■ **GIVEN REQUEST**: Note each line of the listing that contains the string "data", and copy it.

begin

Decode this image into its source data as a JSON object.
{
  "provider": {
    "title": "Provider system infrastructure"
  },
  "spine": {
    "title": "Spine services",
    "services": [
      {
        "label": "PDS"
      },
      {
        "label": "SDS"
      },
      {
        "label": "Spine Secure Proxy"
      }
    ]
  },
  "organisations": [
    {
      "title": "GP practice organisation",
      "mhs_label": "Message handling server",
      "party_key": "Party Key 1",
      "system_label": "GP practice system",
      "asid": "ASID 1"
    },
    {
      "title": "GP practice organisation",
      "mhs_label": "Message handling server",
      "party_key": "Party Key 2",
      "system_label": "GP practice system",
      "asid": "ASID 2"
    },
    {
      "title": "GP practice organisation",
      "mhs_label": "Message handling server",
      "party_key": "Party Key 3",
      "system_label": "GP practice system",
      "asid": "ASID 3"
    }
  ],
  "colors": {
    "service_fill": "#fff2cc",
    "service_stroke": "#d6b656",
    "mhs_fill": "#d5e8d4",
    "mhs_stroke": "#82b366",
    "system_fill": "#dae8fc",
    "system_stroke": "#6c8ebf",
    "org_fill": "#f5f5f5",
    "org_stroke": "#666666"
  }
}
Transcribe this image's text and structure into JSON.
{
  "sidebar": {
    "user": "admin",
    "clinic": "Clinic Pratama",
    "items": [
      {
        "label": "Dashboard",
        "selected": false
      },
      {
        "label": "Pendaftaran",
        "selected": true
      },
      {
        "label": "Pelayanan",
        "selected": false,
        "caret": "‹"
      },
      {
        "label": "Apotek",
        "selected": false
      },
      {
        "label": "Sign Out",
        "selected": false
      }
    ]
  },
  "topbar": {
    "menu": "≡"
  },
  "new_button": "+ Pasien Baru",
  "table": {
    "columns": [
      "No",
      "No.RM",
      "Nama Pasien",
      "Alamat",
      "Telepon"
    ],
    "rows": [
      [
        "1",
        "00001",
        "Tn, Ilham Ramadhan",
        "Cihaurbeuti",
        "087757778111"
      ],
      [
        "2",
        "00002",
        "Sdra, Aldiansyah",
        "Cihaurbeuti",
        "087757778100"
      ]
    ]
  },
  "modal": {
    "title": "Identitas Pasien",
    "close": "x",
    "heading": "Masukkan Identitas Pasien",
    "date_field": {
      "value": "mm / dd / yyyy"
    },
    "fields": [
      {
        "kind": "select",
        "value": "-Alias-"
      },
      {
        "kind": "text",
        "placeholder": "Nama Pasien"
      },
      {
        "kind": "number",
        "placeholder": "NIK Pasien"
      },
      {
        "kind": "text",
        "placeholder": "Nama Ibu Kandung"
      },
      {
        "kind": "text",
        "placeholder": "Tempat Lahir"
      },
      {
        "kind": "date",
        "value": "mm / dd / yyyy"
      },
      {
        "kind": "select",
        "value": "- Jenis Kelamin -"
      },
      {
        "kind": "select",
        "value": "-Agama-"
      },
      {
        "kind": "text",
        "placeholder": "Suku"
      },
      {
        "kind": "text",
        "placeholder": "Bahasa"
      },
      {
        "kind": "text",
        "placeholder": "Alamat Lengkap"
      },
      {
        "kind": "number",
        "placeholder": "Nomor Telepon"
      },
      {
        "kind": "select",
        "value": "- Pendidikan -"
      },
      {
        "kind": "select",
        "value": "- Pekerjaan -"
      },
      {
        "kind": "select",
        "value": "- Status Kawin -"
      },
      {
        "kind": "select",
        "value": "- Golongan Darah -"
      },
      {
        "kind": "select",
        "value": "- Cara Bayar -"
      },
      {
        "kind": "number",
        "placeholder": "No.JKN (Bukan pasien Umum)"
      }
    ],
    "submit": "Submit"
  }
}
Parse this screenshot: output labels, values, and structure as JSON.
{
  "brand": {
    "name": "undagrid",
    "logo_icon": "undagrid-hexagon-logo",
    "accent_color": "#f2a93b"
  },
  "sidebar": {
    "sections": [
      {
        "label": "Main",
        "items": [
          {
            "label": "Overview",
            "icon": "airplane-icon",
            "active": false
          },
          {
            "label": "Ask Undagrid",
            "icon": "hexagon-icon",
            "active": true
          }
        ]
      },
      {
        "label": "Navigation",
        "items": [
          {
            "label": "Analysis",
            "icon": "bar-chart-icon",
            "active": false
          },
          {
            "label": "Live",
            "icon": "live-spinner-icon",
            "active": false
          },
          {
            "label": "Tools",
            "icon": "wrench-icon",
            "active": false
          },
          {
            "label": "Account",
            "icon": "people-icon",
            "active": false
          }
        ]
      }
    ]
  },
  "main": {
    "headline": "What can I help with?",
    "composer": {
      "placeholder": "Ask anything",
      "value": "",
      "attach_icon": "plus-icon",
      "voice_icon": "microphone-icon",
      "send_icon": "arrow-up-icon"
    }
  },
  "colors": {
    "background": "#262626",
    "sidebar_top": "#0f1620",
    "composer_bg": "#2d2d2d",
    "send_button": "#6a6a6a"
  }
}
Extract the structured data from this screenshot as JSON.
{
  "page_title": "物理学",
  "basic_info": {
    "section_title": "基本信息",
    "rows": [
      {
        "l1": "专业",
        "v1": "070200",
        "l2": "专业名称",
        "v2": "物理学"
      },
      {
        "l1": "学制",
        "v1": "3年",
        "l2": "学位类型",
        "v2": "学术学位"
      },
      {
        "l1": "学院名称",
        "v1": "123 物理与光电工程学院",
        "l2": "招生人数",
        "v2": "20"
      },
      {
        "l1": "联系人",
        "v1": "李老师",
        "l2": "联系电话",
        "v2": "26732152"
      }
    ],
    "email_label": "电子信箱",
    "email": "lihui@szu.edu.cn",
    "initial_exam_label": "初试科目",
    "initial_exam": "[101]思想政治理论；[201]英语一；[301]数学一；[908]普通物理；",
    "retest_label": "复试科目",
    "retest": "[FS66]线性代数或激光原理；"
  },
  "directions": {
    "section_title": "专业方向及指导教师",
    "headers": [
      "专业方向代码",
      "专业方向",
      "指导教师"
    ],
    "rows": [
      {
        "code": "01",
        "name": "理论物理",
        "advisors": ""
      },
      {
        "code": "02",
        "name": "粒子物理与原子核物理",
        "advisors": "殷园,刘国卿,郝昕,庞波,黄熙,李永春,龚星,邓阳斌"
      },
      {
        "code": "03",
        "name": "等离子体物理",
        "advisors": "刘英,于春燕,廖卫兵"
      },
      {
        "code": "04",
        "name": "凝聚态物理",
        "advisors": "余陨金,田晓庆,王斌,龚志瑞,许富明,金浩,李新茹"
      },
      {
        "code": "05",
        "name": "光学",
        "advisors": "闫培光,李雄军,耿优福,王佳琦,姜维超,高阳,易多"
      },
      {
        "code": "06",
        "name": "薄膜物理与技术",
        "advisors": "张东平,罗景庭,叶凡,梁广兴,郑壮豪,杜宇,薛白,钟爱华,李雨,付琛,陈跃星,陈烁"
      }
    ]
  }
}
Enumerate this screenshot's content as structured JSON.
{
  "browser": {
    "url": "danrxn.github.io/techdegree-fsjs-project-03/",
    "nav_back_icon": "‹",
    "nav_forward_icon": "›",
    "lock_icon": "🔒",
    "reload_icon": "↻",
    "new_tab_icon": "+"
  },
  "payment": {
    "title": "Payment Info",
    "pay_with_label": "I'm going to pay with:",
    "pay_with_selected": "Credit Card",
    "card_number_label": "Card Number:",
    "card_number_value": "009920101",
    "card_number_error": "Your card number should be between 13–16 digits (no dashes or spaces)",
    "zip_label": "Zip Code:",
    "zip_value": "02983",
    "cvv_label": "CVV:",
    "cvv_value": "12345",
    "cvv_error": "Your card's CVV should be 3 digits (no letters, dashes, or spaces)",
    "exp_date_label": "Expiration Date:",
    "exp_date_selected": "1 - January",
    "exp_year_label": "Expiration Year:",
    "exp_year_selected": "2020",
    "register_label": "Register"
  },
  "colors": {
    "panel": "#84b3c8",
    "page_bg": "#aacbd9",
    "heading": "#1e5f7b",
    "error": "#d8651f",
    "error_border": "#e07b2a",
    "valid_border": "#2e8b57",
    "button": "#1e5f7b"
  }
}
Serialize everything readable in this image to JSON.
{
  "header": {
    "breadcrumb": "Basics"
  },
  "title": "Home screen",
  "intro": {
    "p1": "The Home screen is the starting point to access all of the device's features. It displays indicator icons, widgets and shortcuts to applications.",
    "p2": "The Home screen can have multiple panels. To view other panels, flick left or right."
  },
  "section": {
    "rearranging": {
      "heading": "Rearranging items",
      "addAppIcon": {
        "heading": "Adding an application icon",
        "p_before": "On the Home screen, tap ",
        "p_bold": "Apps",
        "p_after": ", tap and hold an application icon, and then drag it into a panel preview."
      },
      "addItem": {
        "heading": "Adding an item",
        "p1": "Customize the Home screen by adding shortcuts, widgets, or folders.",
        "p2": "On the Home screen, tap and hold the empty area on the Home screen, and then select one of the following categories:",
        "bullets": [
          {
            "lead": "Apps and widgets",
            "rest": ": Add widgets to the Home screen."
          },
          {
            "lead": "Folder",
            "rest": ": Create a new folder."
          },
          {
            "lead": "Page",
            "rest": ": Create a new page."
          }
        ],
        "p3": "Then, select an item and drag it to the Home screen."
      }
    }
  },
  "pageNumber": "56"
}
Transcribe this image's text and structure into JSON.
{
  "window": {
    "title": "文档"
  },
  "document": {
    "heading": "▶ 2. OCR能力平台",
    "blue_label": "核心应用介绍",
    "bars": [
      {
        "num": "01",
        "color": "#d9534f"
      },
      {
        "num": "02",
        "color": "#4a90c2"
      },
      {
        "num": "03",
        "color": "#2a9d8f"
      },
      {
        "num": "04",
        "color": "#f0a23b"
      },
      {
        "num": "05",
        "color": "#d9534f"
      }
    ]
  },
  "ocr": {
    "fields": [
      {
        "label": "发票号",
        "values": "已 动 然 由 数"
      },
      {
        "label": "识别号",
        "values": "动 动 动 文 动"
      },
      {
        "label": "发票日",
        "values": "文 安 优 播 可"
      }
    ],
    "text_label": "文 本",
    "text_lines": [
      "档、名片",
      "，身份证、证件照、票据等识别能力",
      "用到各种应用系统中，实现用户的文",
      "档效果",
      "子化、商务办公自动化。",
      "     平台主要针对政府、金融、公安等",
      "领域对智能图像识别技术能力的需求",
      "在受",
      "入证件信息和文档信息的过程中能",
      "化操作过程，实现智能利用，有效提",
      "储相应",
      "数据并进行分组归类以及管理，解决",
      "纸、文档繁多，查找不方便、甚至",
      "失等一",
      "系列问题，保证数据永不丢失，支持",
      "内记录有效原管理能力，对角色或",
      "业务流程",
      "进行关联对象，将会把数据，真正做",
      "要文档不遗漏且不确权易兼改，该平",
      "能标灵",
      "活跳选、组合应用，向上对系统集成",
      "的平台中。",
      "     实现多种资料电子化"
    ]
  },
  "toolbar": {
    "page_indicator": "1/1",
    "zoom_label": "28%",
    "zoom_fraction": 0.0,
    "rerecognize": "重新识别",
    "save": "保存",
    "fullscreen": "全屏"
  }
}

end

■ **RESPONSE FOR THIS EXERCISE**:
Decode this image into its source data as a JSON object.
Extract the structured data from this screenshot as JSON.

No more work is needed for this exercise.